Reproduce the entries below word for word, starting at the first line and ending with the line that contains "x-tick-label: 350: [529, 540, 562, 562]", including both of those lines.
[Start DATASET ENTRIES]
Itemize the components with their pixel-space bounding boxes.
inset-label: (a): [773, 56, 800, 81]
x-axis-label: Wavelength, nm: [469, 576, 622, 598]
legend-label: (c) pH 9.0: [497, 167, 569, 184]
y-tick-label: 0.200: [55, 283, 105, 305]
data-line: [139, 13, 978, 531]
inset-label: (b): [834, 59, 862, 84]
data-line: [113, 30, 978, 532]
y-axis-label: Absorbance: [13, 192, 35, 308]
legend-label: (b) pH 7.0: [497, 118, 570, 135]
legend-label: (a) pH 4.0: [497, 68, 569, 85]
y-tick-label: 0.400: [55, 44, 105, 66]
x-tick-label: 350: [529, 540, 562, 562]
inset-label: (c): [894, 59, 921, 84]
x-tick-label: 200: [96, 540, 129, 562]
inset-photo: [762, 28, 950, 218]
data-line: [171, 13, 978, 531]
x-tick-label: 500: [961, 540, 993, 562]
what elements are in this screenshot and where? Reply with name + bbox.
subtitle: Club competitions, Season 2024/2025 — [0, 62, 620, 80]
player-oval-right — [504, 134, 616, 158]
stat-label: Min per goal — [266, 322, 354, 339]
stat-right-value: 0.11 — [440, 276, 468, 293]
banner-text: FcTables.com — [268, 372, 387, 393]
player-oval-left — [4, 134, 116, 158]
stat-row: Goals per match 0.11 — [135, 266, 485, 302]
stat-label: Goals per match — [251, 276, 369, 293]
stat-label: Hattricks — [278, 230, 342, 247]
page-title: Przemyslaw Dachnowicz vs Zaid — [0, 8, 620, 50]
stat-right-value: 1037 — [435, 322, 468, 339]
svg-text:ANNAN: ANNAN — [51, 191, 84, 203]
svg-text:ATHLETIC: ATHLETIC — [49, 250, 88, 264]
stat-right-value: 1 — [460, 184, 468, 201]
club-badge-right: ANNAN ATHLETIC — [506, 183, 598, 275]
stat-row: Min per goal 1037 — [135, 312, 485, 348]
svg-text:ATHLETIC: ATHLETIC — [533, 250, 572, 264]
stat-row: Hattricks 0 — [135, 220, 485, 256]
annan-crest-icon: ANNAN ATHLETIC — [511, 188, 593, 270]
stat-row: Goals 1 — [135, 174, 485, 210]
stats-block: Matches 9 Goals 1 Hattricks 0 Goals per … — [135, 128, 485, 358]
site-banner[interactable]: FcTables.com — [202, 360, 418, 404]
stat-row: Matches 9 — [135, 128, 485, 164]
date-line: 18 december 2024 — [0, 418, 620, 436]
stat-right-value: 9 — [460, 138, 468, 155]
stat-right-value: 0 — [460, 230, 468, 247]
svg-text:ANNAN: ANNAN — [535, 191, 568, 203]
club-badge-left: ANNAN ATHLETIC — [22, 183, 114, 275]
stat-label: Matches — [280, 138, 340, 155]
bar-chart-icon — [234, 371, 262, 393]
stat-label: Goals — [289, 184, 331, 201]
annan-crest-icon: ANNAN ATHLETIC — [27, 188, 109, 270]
[End DATASET ENTRIES]
# OUTPUT OF THE TASK
Itemize the components with their pixel-space bounding boxes.
inset-label: (a): [773, 56, 800, 81]
x-axis-label: Wavelength, nm: [469, 576, 622, 598]
legend-label: (c) pH 9.0: [497, 167, 569, 184]
y-tick-label: 0.200: [55, 283, 105, 305]
data-line: [139, 13, 978, 531]
inset-label: (b): [834, 59, 862, 84]
data-line: [113, 30, 978, 532]
y-axis-label: Absorbance: [13, 192, 35, 308]
legend-label: (b) pH 7.0: [497, 118, 570, 135]
legend-label: (a) pH 4.0: [497, 68, 569, 85]
y-tick-label: 0.400: [55, 44, 105, 66]
x-tick-label: 350: [529, 540, 562, 562]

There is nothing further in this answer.